Given instruction →
Each entry below should be written out exactly as it is, with no pictures.

Supplied material →
(begin)

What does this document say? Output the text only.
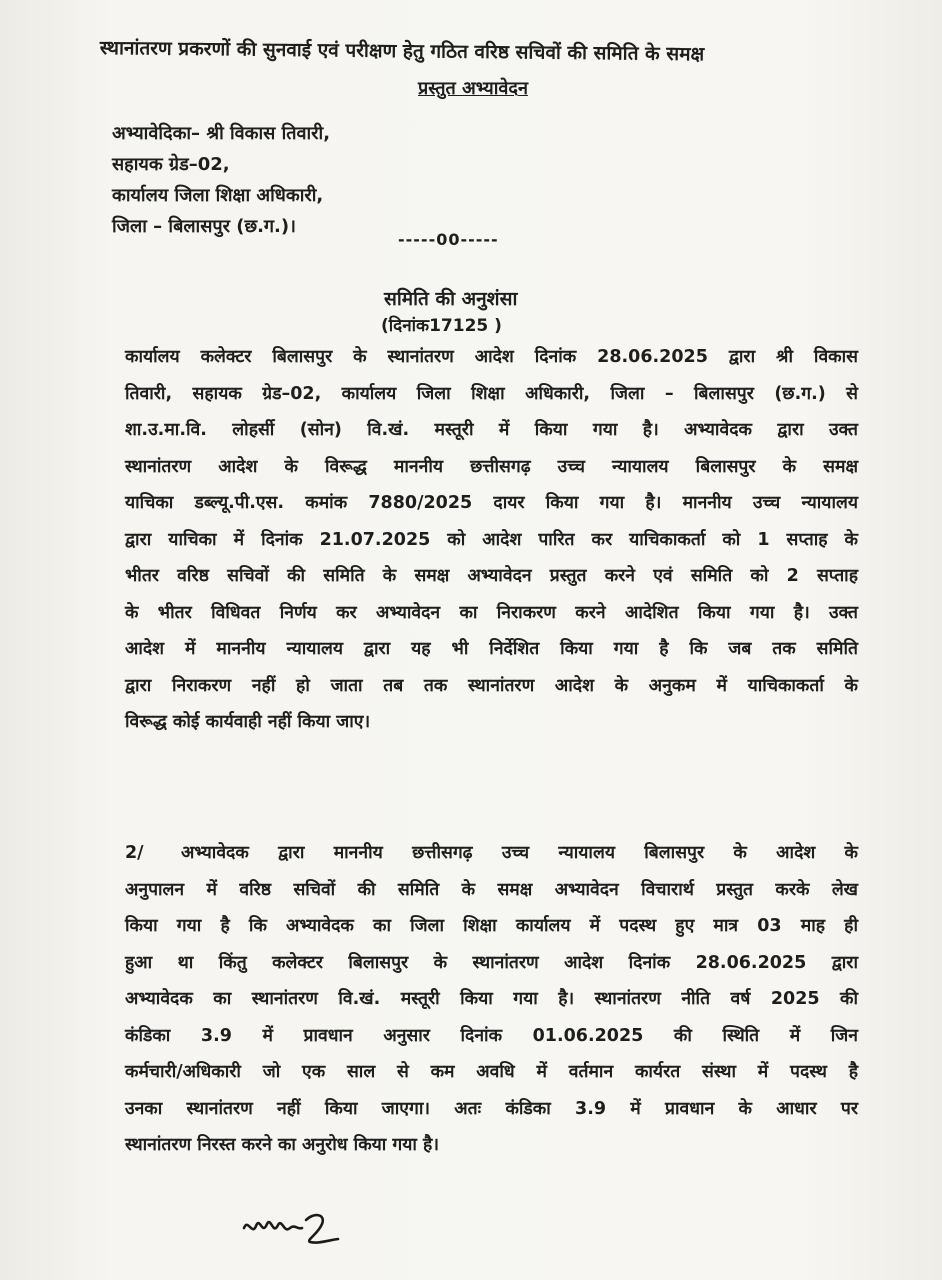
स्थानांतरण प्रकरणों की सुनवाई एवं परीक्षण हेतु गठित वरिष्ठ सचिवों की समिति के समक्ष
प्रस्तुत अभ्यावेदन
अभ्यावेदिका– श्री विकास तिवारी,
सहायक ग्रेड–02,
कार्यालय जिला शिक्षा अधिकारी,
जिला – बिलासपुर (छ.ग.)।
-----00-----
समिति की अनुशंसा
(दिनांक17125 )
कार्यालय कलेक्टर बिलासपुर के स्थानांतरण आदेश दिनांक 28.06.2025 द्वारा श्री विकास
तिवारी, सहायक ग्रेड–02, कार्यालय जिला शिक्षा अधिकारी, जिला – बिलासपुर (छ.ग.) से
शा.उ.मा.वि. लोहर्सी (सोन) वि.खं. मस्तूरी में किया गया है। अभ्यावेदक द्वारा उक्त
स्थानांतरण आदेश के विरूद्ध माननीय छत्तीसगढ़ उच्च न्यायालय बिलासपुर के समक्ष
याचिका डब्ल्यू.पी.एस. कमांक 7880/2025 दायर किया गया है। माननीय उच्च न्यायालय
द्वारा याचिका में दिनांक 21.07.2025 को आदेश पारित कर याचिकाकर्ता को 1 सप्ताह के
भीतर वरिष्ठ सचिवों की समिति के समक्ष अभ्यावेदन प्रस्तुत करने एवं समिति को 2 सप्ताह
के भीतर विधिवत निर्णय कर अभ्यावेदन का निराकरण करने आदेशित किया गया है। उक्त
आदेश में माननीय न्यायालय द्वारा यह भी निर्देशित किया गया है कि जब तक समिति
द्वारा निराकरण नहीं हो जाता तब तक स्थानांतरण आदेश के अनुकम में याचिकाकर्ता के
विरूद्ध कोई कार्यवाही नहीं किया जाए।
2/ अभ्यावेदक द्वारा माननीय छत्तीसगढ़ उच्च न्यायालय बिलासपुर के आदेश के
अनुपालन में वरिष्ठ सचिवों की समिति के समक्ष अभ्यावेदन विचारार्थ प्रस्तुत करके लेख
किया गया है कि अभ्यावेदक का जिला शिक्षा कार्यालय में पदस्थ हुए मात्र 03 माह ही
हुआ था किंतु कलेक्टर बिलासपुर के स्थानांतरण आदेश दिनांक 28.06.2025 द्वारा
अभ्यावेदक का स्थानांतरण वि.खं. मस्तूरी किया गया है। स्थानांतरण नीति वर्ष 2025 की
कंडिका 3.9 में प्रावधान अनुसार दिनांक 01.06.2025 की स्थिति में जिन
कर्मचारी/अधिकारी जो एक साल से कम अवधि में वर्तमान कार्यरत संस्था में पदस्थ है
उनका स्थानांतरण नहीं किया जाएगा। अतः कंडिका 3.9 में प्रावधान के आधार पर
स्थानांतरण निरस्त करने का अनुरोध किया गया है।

(end)

Result →
What does this document say? Output the text only.
स्थानांतरण प्रकरणों की सुनवाई एवं परीक्षण हेतु गठित वरिष्ठ सचिवों की समिति के समक्ष
प्रस्तुत अभ्यावेदन
अभ्यावेदिका– श्री विकास तिवारी,
सहायक ग्रेड–02,
कार्यालय जिला शिक्षा अधिकारी,
जिला – बिलासपुर (छ.ग.)।
-----00-----
समिति की अनुशंसा
(दिनांक17125 )
कार्यालय कलेक्टर बिलासपुर के स्थानांतरण आदेश दिनांक 28.06.2025 द्वारा श्री विकास
तिवारी, सहायक ग्रेड–02, कार्यालय जिला शिक्षा अधिकारी, जिला – बिलासपुर (छ.ग.) से
शा.उ.मा.वि. लोहर्सी (सोन) वि.खं. मस्तूरी में किया गया है। अभ्यावेदक द्वारा उक्त
स्थानांतरण आदेश के विरूद्ध माननीय छत्तीसगढ़ उच्च न्यायालय बिलासपुर के समक्ष
याचिका डब्ल्यू.पी.एस. कमांक 7880/2025 दायर किया गया है। माननीय उच्च न्यायालय
द्वारा याचिका में दिनांक 21.07.2025 को आदेश पारित कर याचिकाकर्ता को 1 सप्ताह के
भीतर वरिष्ठ सचिवों की समिति के समक्ष अभ्यावेदन प्रस्तुत करने एवं समिति को 2 सप्ताह
के भीतर विधिवत निर्णय कर अभ्यावेदन का निराकरण करने आदेशित किया गया है। उक्त
आदेश में माननीय न्यायालय द्वारा यह भी निर्देशित किया गया है कि जब तक समिति
द्वारा निराकरण नहीं हो जाता तब तक स्थानांतरण आदेश के अनुकम में याचिकाकर्ता के
विरूद्ध कोई कार्यवाही नहीं किया जाए।
2/ अभ्यावेदक द्वारा माननीय छत्तीसगढ़ उच्च न्यायालय बिलासपुर के आदेश के
अनुपालन में वरिष्ठ सचिवों की समिति के समक्ष अभ्यावेदन विचारार्थ प्रस्तुत करके लेख
किया गया है कि अभ्यावेदक का जिला शिक्षा कार्यालय में पदस्थ हुए मात्र 03 माह ही
हुआ था किंतु कलेक्टर बिलासपुर के स्थानांतरण आदेश दिनांक 28.06.2025 द्वारा
अभ्यावेदक का स्थानांतरण वि.खं. मस्तूरी किया गया है। स्थानांतरण नीति वर्ष 2025 की
कंडिका 3.9 में प्रावधान अनुसार दिनांक 01.06.2025 की स्थिति में जिन
कर्मचारी/अधिकारी जो एक साल से कम अवधि में वर्तमान कार्यरत संस्था में पदस्थ है
उनका स्थानांतरण नहीं किया जाएगा। अतः कंडिका 3.9 में प्रावधान के आधार पर
स्थानांतरण निरस्त करने का अनुरोध किया गया है।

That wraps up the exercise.